We slightly modified the PCR method reported by Kang et al. The reaction volume was 50 μL containing 1X PCR buffer, 300 ng genomic DNA, 0.2 mM dNTPs (Invitrogen), 0.2 μM concentration of each primer, and 1 U of Taq polymerase (Invitrogen). PCR was performed using GeneAmp PCR 9700 (Applied Biosystems, Foster City, CA). The cycling conditions were as follows: initial denaturation at 94°C for 5 or 8 minutes, denaturation at 95°C for 1 min, annealing at 55 to 59 °C for 1 min, and extension at 72°C for 1 min for 45 cycles. The final termination of elongation step was 5 min at 72°C. The products of the primary PCR were then amplified again with the same method. All amplicons were visualized by agarose gel electrophoresis and ethidium bromide staining. The amplification products were purified and had both strands directly sequenced by Macrogen INC (Rockville, MD, USA) using an ABI3730 XL DNA analyzer. Sequence results were aligned and assembled into contigs using Sequencher® version 5.0 (Gene Codes Corporation, Ann Arbor, MI USA). The primers and conditions for genotyping are summarized in Table 1.

Table 1.

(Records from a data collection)
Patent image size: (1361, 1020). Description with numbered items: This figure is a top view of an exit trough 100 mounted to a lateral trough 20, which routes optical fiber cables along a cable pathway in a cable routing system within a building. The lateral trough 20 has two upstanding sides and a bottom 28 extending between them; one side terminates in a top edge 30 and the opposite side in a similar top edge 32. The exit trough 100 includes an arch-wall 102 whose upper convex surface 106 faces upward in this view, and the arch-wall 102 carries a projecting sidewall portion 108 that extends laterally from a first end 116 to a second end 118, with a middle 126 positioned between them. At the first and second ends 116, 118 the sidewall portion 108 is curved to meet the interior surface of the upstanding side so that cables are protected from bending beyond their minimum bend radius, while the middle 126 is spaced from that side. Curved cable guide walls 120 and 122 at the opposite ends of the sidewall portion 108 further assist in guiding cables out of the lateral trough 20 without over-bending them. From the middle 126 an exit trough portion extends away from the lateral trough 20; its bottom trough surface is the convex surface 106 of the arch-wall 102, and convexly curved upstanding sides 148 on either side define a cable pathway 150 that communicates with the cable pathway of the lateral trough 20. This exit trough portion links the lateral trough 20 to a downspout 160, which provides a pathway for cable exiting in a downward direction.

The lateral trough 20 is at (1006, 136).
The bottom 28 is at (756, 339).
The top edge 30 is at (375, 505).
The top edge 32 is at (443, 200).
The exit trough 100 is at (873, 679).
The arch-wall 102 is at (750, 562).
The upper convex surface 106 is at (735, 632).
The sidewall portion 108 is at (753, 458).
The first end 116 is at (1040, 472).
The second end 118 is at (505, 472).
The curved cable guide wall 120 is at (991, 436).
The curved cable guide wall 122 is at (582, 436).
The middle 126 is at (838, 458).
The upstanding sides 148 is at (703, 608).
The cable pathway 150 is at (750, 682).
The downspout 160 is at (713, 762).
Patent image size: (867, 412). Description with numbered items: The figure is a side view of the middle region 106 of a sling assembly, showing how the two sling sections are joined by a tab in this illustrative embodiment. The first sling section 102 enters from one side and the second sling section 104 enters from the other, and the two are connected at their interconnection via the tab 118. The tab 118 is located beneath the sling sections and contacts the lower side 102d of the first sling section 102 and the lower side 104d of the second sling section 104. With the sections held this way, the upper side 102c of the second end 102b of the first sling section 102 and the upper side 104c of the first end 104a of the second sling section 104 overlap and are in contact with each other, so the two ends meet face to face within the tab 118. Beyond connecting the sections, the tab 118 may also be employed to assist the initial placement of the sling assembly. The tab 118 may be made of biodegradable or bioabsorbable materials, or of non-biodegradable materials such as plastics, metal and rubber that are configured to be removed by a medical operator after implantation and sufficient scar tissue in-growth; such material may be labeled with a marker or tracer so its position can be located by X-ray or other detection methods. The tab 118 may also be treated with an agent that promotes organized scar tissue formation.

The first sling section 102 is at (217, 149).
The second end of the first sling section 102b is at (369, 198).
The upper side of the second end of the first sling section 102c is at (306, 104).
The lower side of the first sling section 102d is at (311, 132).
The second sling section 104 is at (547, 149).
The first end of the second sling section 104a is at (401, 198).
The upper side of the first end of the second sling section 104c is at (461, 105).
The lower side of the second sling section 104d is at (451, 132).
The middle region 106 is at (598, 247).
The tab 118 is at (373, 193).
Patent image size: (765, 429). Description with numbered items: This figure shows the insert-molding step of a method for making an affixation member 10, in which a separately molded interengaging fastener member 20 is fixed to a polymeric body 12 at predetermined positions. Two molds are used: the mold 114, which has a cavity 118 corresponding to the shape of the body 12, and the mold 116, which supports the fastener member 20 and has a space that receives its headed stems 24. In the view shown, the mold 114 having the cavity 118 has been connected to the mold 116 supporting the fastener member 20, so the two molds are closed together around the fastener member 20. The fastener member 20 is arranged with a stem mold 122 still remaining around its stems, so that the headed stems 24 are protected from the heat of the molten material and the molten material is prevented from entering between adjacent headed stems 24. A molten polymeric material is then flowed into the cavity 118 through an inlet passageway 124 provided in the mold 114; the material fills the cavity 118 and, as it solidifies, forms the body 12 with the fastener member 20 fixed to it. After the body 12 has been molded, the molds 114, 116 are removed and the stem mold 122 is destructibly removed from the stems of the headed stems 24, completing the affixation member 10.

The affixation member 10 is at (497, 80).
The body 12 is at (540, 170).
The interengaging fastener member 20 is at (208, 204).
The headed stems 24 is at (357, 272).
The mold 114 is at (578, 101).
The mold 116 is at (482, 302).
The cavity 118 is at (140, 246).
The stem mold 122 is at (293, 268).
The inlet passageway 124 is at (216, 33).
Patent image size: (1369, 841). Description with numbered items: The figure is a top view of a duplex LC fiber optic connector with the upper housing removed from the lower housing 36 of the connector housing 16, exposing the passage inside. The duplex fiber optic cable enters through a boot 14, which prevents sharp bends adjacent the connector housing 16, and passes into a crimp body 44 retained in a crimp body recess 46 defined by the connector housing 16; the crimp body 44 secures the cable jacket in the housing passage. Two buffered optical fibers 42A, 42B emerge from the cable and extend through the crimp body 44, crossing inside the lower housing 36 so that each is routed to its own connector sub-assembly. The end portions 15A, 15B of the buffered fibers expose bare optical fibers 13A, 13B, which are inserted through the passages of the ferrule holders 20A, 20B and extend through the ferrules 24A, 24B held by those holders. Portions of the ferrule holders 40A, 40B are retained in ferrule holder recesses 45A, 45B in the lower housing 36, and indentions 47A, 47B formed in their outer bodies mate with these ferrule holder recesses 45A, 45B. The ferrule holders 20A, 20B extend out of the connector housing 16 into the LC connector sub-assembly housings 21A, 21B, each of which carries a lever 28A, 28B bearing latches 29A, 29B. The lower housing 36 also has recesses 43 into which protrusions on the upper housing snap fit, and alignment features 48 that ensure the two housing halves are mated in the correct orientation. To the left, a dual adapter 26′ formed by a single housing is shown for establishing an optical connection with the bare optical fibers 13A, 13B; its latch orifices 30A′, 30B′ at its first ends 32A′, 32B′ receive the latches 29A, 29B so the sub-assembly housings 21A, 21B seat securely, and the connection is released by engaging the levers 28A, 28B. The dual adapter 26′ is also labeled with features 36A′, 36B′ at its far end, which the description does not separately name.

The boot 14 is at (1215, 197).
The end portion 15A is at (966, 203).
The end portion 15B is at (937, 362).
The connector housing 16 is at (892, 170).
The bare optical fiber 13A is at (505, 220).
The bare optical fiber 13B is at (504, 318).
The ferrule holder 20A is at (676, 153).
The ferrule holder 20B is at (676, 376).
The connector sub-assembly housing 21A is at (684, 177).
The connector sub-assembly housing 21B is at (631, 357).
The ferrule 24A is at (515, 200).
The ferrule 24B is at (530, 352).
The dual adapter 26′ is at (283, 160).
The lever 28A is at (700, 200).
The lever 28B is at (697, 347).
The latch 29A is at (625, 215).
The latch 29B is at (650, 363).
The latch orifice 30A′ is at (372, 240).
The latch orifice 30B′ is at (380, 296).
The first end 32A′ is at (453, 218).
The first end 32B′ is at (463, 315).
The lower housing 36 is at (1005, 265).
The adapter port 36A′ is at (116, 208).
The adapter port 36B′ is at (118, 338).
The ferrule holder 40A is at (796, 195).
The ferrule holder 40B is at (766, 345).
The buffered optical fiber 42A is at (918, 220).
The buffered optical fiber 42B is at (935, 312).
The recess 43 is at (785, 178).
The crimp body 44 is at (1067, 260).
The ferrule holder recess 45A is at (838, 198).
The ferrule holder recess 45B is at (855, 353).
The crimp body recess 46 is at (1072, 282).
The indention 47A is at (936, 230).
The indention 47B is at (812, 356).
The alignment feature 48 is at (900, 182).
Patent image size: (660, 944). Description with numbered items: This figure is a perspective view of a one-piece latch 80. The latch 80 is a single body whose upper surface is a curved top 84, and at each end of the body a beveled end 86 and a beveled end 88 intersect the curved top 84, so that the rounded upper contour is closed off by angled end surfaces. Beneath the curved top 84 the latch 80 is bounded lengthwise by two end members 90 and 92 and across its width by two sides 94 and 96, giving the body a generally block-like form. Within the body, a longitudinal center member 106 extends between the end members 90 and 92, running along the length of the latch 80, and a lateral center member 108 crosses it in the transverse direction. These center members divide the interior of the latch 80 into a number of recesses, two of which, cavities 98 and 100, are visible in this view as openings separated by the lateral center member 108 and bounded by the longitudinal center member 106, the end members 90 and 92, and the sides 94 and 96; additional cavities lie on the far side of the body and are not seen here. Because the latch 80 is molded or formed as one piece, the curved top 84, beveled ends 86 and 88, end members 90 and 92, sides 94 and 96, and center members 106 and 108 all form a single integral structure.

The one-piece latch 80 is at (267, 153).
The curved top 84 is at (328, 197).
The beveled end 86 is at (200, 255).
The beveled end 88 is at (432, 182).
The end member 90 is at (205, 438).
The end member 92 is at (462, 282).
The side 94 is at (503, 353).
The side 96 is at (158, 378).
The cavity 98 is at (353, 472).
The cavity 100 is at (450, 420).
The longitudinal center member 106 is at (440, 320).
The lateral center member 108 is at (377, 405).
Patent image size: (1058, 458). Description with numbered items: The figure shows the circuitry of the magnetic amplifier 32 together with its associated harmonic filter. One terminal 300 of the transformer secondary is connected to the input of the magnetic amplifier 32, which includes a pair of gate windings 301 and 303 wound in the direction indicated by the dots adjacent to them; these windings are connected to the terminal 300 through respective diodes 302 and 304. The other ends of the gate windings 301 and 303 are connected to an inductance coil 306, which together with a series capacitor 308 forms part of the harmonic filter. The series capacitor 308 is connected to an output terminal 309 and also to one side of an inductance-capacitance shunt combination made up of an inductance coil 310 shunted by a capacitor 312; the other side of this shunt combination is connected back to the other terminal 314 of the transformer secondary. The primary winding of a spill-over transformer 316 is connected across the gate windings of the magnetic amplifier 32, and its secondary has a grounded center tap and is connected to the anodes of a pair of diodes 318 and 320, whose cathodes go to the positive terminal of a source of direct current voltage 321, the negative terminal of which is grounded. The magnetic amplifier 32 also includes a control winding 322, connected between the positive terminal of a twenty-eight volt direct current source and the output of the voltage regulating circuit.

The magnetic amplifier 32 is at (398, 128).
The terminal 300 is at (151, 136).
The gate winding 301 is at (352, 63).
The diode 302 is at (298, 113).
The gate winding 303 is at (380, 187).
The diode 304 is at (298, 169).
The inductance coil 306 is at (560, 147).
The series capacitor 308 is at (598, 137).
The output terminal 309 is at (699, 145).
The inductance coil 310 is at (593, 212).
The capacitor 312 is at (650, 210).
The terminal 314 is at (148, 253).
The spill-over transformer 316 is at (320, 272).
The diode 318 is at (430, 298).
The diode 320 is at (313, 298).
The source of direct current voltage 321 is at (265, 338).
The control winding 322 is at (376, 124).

### Work task A
According to the PCR methods text, how were the amplification products examined and prepared for sequence analysis after the second round of amplification? Answer in one to three sentences.
### Work task B
List every component of the 50 μL reaction described in the PCR methods text, with the amount or concentration given for each.

### Solution A
All amplicons were visualized by agarose gel electrophoresis and ethidium bromide staining. The products were then purified, and both strands were sequenced directly by Macrogen INC on an ABI3730 XL DNA analyzer. The sequence results were aligned and assembled into contigs with Sequencher® version 5.0.

### Solution B
- 1X PCR buffer
- 300 ng genomic DNA
- 0.2 mM dNTPs (Invitrogen)
- 0.2 μM concentration of each primer
- 1 U of Taq polymerase (Invitrogen)